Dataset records
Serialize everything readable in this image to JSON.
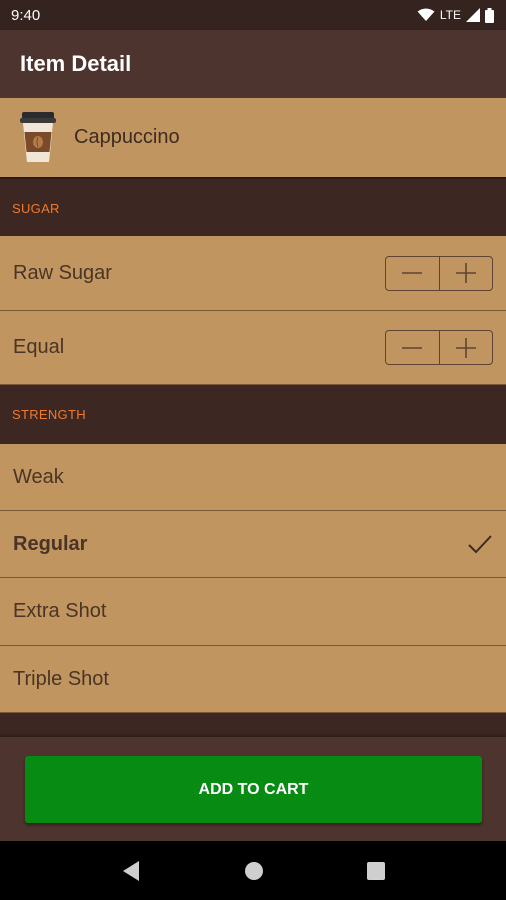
{
  "status_bar": {
    "time": "9:40",
    "network": "LTE"
  },
  "app_bar": {
    "title": "Item Detail"
  },
  "item": {
    "name": "Cappuccino",
    "icon": "coffee-cup-icon"
  },
  "sections": {
    "sugar": {
      "header": "SUGAR",
      "items": [
        {
          "label": "Raw Sugar"
        },
        {
          "label": "Equal"
        }
      ]
    },
    "strength": {
      "header": "STRENGTH",
      "selected": "Regular",
      "items": [
        {
          "label": "Weak"
        },
        {
          "label": "Regular"
        },
        {
          "label": "Extra Shot"
        },
        {
          "label": "Triple Shot"
        }
      ]
    }
  },
  "actions": {
    "add_to_cart": "ADD TO CART"
  },
  "colors": {
    "accent": "#ef7a2c",
    "row_background": "#c1955f",
    "app_bar": "#4e342e",
    "button": "#078b12"
  }
}
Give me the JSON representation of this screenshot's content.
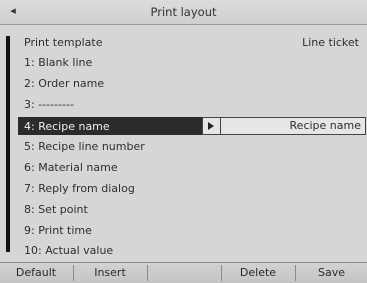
{
  "window": {
    "title": "Print layout",
    "back_icon": "◂"
  },
  "header": {
    "label": "Print template",
    "value": "Line ticket"
  },
  "rows": [
    {
      "label": "1: Blank line"
    },
    {
      "label": "2: Order name"
    },
    {
      "label": "3: ---------"
    },
    {
      "label": "4: Recipe name",
      "value": "Recipe name",
      "selected": true
    },
    {
      "label": "5: Recipe line number"
    },
    {
      "label": "6: Material name"
    },
    {
      "label": "7: Reply from dialog"
    },
    {
      "label": "8: Set point"
    },
    {
      "label": "9: Print time"
    },
    {
      "label": "10: Actual value"
    }
  ],
  "softkeys": {
    "default": "Default",
    "insert": "Insert",
    "empty1": "",
    "delete": "Delete",
    "save": "Save"
  }
}
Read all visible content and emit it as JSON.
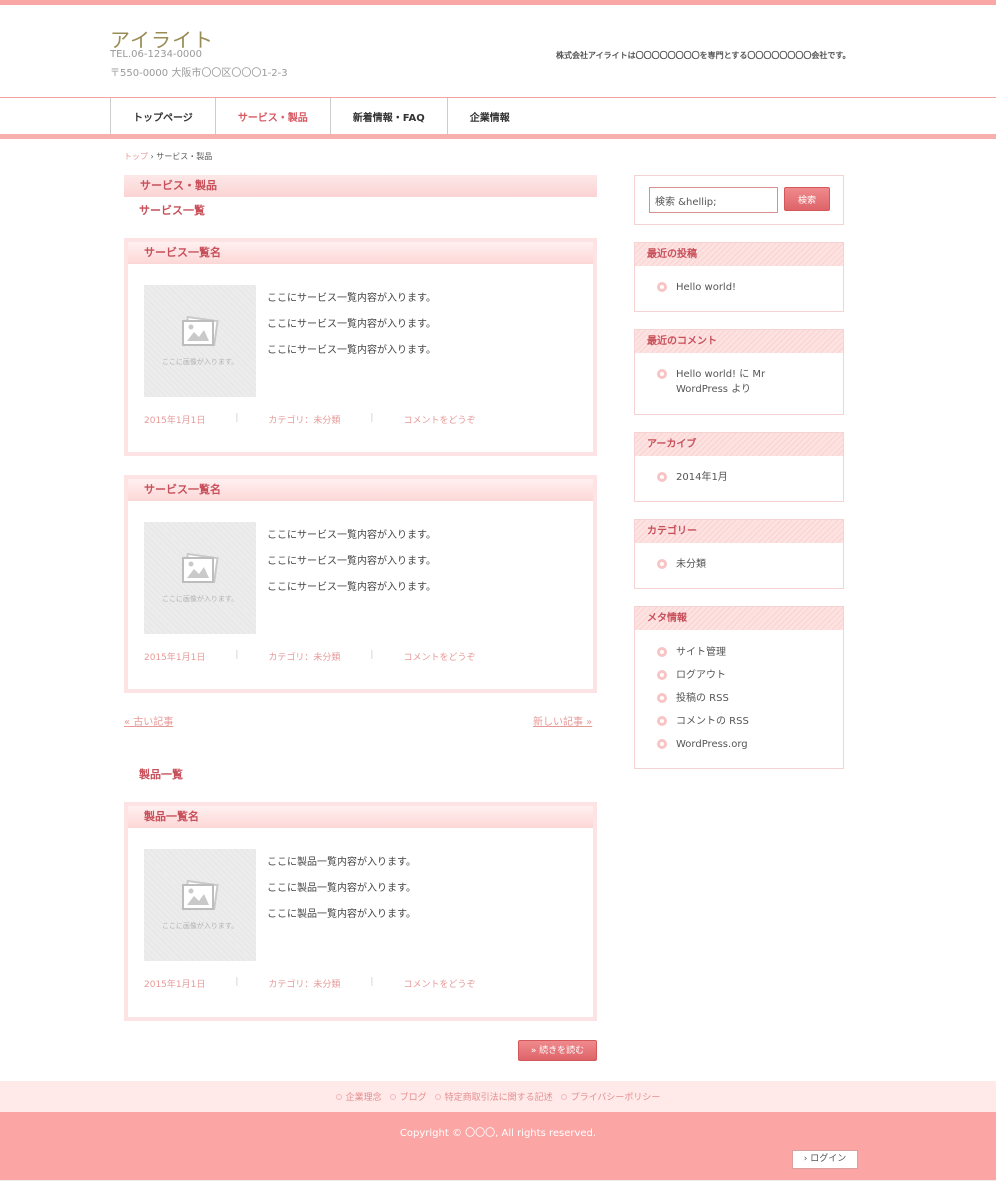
{
  "header": {
    "site_title": "アイライト",
    "tel": "TEL.06-1234-0000",
    "address": "〒550-0000 大阪市〇〇区〇〇〇1-2-3",
    "tagline": "株式会社アイライトは〇〇〇〇〇〇〇〇を専門とする〇〇〇〇〇〇〇〇会社です。"
  },
  "nav": {
    "items": [
      {
        "label": "トップページ"
      },
      {
        "label": "サービス・製品",
        "active": true
      },
      {
        "label": "新着情報・FAQ"
      },
      {
        "label": "企業情報"
      }
    ]
  },
  "breadcrumb": {
    "home": "トップ",
    "separator": " › ",
    "current": "サービス・製品"
  },
  "main": {
    "section_title": "サービス・製品",
    "service_heading": "サービス一覧",
    "product_heading": "製品一覧",
    "thumb_caption": "ここに画像が入ります。",
    "service_cards": [
      {
        "title": "サービス一覧名",
        "lines": [
          "ここにサービス一覧内容が入ります。",
          "ここにサービス一覧内容が入ります。",
          "ここにサービス一覧内容が入ります。"
        ],
        "date": "2015年1月1日",
        "category": "カテゴリ：未分類",
        "comment": "コメントをどうぞ"
      },
      {
        "title": "サービス一覧名",
        "lines": [
          "ここにサービス一覧内容が入ります。",
          "ここにサービス一覧内容が入ります。",
          "ここにサービス一覧内容が入ります。"
        ],
        "date": "2015年1月1日",
        "category": "カテゴリ：未分類",
        "comment": "コメントをどうぞ"
      }
    ],
    "pager": {
      "older": "« 古い記事",
      "newer": "新しい記事 »"
    },
    "product_cards": [
      {
        "title": "製品一覧名",
        "lines": [
          "ここに製品一覧内容が入ります。",
          "ここに製品一覧内容が入ります。",
          "ここに製品一覧内容が入ります。"
        ],
        "date": "2015年1月1日",
        "category": "カテゴリ：未分類",
        "comment": "コメントをどうぞ"
      }
    ],
    "more_button": "» 続きを読む"
  },
  "sidebar": {
    "search": {
      "value": "検索 &hellip;",
      "button": "検索"
    },
    "recent_posts": {
      "title": "最近の投稿",
      "items": [
        "Hello world!"
      ]
    },
    "recent_comments": {
      "title": "最近のコメント",
      "items": [
        "Hello world! に Mr WordPress より"
      ]
    },
    "archives": {
      "title": "アーカイブ",
      "items": [
        "2014年1月"
      ]
    },
    "categories": {
      "title": "カテゴリー",
      "items": [
        "未分類"
      ]
    },
    "meta": {
      "title": "メタ情報",
      "items": [
        "サイト管理",
        "ログアウト",
        "投稿の RSS",
        "コメントの RSS",
        "WordPress.org"
      ]
    }
  },
  "footer": {
    "links": [
      "企業理念",
      "ブログ",
      "特定商取引法に関する記述",
      "プライバシーポリシー"
    ],
    "copyright": "Copyright © 〇〇〇, All rights reserved.",
    "login": "› ログイン"
  },
  "colors": {
    "accent": "#fca5a5",
    "heading": "#c8505a",
    "link": "#e69a98"
  }
}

* Your goal
Repeat the preceding records precisely, and leave every picture out of the copy.

* Solution to this problem
Serialize everything readable in this image to JSON.
{
  "status_bar": {
    "time": "9:40",
    "network": "LTE"
  },
  "app_bar": {
    "title": "Item Detail"
  },
  "item": {
    "name": "Cappuccino",
    "icon": "coffee-cup-icon"
  },
  "sections": {
    "sugar": {
      "header": "SUGAR",
      "items": [
        {
          "label": "Raw Sugar"
        },
        {
          "label": "Equal"
        }
      ]
    },
    "strength": {
      "header": "STRENGTH",
      "selected": "Regular",
      "items": [
        {
          "label": "Weak"
        },
        {
          "label": "Regular"
        },
        {
          "label": "Extra Shot"
        },
        {
          "label": "Triple Shot"
        }
      ]
    }
  },
  "actions": {
    "add_to_cart": "ADD TO CART"
  },
  "colors": {
    "accent": "#ef7a2c",
    "row_background": "#c1955f",
    "app_bar": "#4e342e",
    "button": "#078b12"
  }
}
Give me the JSON representation of this screenshot's content.
{
  "window": {
    "title": "Print layout",
    "back_icon": "◂"
  },
  "header": {
    "label": "Print template",
    "value": "Line ticket"
  },
  "rows": [
    {
      "label": "1: Blank line"
    },
    {
      "label": "2: Order name"
    },
    {
      "label": "3: ---------"
    },
    {
      "label": "4: Recipe name",
      "value": "Recipe name",
      "selected": true
    },
    {
      "label": "5: Recipe line number"
    },
    {
      "label": "6: Material name"
    },
    {
      "label": "7: Reply from dialog"
    },
    {
      "label": "8: Set point"
    },
    {
      "label": "9: Print time"
    },
    {
      "label": "10: Actual value"
    }
  ],
  "softkeys": {
    "default": "Default",
    "insert": "Insert",
    "empty1": "",
    "delete": "Delete",
    "save": "Save"
  }
}
Read all visible content and emit it as JSON.
{
  "header": {
    "site_title": "アイライト",
    "tel": "TEL.06-1234-0000",
    "address": "〒550-0000 大阪市〇〇区〇〇〇1-2-3",
    "tagline": "株式会社アイライトは〇〇〇〇〇〇〇〇を専門とする〇〇〇〇〇〇〇〇会社です。"
  },
  "nav": {
    "items": [
      {
        "label": "トップページ"
      },
      {
        "label": "サービス・製品",
        "active": true
      },
      {
        "label": "新着情報・FAQ"
      },
      {
        "label": "企業情報"
      }
    ]
  },
  "breadcrumb": {
    "home": "トップ",
    "separator": " › ",
    "current": "サービス・製品"
  },
  "main": {
    "section_title": "サービス・製品",
    "service_heading": "サービス一覧",
    "product_heading": "製品一覧",
    "thumb_caption": "ここに画像が入ります。",
    "service_cards": [
      {
        "title": "サービス一覧名",
        "lines": [
          "ここにサービス一覧内容が入ります。",
          "ここにサービス一覧内容が入ります。",
          "ここにサービス一覧内容が入ります。"
        ],
        "date": "2015年1月1日",
        "category": "カテゴリ：未分類",
        "comment": "コメントをどうぞ"
      },
      {
        "title": "サービス一覧名",
        "lines": [
          "ここにサービス一覧内容が入ります。",
          "ここにサービス一覧内容が入ります。",
          "ここにサービス一覧内容が入ります。"
        ],
        "date": "2015年1月1日",
        "category": "カテゴリ：未分類",
        "comment": "コメントをどうぞ"
      }
    ],
    "pager": {
      "older": "« 古い記事",
      "newer": "新しい記事 »"
    },
    "product_cards": [
      {
        "title": "製品一覧名",
        "lines": [
          "ここに製品一覧内容が入ります。",
          "ここに製品一覧内容が入ります。",
          "ここに製品一覧内容が入ります。"
        ],
        "date": "2015年1月1日",
        "category": "カテゴリ：未分類",
        "comment": "コメントをどうぞ"
      }
    ],
    "more_button": "» 続きを読む"
  },
  "sidebar": {
    "search": {
      "value": "検索 &hellip;",
      "button": "検索"
    },
    "recent_posts": {
      "title": "最近の投稿",
      "items": [
        "Hello world!"
      ]
    },
    "recent_comments": {
      "title": "最近のコメント",
      "items": [
        "Hello world! に Mr WordPress より"
      ]
    },
    "archives": {
      "title": "アーカイブ",
      "items": [
        "2014年1月"
      ]
    },
    "categories": {
      "title": "カテゴリー",
      "items": [
        "未分類"
      ]
    },
    "meta": {
      "title": "メタ情報",
      "items": [
        "サイト管理",
        "ログアウト",
        "投稿の RSS",
        "コメントの RSS",
        "WordPress.org"
      ]
    }
  },
  "footer": {
    "links": [
      "企業理念",
      "ブログ",
      "特定商取引法に関する記述",
      "プライバシーポリシー"
    ],
    "copyright": "Copyright © 〇〇〇, All rights reserved.",
    "login": "› ログイン"
  },
  "colors": {
    "accent": "#fca5a5",
    "heading": "#c8505a",
    "link": "#e69a98"
  }
}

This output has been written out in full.